(DIRECTIONS FOR THIS TASK): The data must be written out once more, precisely as given.
-- START OF RECORDED INFORMATION --
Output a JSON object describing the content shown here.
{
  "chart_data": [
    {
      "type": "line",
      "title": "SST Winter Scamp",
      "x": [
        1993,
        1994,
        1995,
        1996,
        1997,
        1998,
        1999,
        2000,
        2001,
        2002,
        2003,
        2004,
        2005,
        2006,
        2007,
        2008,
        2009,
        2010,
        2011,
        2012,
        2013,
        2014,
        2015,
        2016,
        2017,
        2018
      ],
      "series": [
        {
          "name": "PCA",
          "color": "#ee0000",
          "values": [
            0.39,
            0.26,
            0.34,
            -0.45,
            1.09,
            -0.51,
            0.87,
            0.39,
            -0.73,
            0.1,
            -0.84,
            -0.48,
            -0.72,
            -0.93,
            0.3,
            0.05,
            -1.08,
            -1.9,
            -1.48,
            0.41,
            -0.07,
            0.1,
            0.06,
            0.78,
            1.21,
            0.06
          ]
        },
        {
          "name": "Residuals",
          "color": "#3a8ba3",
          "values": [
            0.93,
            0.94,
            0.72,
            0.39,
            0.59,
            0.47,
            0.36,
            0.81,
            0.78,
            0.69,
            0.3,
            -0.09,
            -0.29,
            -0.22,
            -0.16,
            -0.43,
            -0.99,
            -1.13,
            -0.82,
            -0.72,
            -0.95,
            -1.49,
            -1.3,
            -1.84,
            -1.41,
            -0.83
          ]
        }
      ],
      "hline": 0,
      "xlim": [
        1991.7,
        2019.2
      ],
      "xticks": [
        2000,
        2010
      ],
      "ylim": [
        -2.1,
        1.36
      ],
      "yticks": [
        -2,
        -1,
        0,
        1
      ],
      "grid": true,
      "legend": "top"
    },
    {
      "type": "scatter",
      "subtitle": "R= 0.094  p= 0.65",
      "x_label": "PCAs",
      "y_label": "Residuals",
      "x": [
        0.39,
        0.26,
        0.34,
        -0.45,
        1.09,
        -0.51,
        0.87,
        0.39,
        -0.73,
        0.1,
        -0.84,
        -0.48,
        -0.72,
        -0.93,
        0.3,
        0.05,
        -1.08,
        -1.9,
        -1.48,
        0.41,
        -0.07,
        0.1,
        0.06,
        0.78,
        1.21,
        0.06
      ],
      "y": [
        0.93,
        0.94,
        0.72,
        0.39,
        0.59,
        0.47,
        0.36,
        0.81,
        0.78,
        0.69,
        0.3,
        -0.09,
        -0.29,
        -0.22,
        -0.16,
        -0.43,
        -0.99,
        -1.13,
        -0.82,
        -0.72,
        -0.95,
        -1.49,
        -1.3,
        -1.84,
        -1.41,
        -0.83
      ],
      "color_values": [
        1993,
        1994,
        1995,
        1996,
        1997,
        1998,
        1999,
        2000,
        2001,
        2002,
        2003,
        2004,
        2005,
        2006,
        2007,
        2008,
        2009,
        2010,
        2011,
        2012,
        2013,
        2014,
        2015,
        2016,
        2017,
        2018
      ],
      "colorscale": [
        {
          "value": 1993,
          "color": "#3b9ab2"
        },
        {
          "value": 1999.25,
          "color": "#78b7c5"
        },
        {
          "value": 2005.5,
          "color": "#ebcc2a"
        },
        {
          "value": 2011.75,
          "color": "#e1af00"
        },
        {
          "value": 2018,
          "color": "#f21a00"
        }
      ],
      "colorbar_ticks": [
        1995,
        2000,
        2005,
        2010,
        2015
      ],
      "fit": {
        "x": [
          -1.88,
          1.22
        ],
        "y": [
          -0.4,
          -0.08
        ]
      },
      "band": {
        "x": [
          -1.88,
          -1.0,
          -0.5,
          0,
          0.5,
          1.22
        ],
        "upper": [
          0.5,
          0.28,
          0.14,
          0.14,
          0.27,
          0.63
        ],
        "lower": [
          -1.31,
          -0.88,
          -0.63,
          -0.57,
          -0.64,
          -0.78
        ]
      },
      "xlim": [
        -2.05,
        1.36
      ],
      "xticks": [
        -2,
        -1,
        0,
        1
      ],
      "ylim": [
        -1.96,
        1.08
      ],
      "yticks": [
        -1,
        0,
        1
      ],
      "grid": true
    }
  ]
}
-- END OF RECORDED INFORMATION --
(FULL RESPONSE):
Output a JSON object describing the content shown here.
{
  "chart_data": [
    {
      "type": "line",
      "title": "SST Winter Scamp",
      "x": [
        1993,
        1994,
        1995,
        1996,
        1997,
        1998,
        1999,
        2000,
        2001,
        2002,
        2003,
        2004,
        2005,
        2006,
        2007,
        2008,
        2009,
        2010,
        2011,
        2012,
        2013,
        2014,
        2015,
        2016,
        2017,
        2018
      ],
      "series": [
        {
          "name": "PCA",
          "color": "#ee0000",
          "values": [
            0.39,
            0.26,
            0.34,
            -0.45,
            1.09,
            -0.51,
            0.87,
            0.39,
            -0.73,
            0.1,
            -0.84,
            -0.48,
            -0.72,
            -0.93,
            0.3,
            0.05,
            -1.08,
            -1.9,
            -1.48,
            0.41,
            -0.07,
            0.1,
            0.06,
            0.78,
            1.21,
            0.06
          ]
        },
        {
          "name": "Residuals",
          "color": "#3a8ba3",
          "values": [
            0.93,
            0.94,
            0.72,
            0.39,
            0.59,
            0.47,
            0.36,
            0.81,
            0.78,
            0.69,
            0.3,
            -0.09,
            -0.29,
            -0.22,
            -0.16,
            -0.43,
            -0.99,
            -1.13,
            -0.82,
            -0.72,
            -0.95,
            -1.49,
            -1.3,
            -1.84,
            -1.41,
            -0.83
          ]
        }
      ],
      "hline": 0,
      "xlim": [
        1991.7,
        2019.2
      ],
      "xticks": [
        2000,
        2010
      ],
      "ylim": [
        -2.1,
        1.36
      ],
      "yticks": [
        -2,
        -1,
        0,
        1
      ],
      "grid": true,
      "legend": "top"
    },
    {
      "type": "scatter",
      "subtitle": "R= 0.094  p= 0.65",
      "x_label": "PCAs",
      "y_label": "Residuals",
      "x": [
        0.39,
        0.26,
        0.34,
        -0.45,
        1.09,
        -0.51,
        0.87,
        0.39,
        -0.73,
        0.1,
        -0.84,
        -0.48,
        -0.72,
        -0.93,
        0.3,
        0.05,
        -1.08,
        -1.9,
        -1.48,
        0.41,
        -0.07,
        0.1,
        0.06,
        0.78,
        1.21,
        0.06
      ],
      "y": [
        0.93,
        0.94,
        0.72,
        0.39,
        0.59,
        0.47,
        0.36,
        0.81,
        0.78,
        0.69,
        0.3,
        -0.09,
        -0.29,
        -0.22,
        -0.16,
        -0.43,
        -0.99,
        -1.13,
        -0.82,
        -0.72,
        -0.95,
        -1.49,
        -1.3,
        -1.84,
        -1.41,
        -0.83
      ],
      "color_values": [
        1993,
        1994,
        1995,
        1996,
        1997,
        1998,
        1999,
        2000,
        2001,
        2002,
        2003,
        2004,
        2005,
        2006,
        2007,
        2008,
        2009,
        2010,
        2011,
        2012,
        2013,
        2014,
        2015,
        2016,
        2017,
        2018
      ],
      "colorscale": [
        {
          "value": 1993,
          "color": "#3b9ab2"
        },
        {
          "value": 1999.25,
          "color": "#78b7c5"
        },
        {
          "value": 2005.5,
          "color": "#ebcc2a"
        },
        {
          "value": 2011.75,
          "color": "#e1af00"
        },
        {
          "value": 2018,
          "color": "#f21a00"
        }
      ],
      "colorbar_ticks": [
        1995,
        2000,
        2005,
        2010,
        2015
      ],
      "fit": {
        "x": [
          -1.88,
          1.22
        ],
        "y": [
          -0.4,
          -0.08
        ]
      },
      "band": {
        "x": [
          -1.88,
          -1.0,
          -0.5,
          0,
          0.5,
          1.22
        ],
        "upper": [
          0.5,
          0.28,
          0.14,
          0.14,
          0.27,
          0.63
        ],
        "lower": [
          -1.31,
          -0.88,
          -0.63,
          -0.57,
          -0.64,
          -0.78
        ]
      },
      "xlim": [
        -2.05,
        1.36
      ],
      "xticks": [
        -2,
        -1,
        0,
        1
      ],
      "ylim": [
        -1.96,
        1.08
      ],
      "yticks": [
        -1,
        0,
        1
      ],
      "grid": true
    }
  ]
}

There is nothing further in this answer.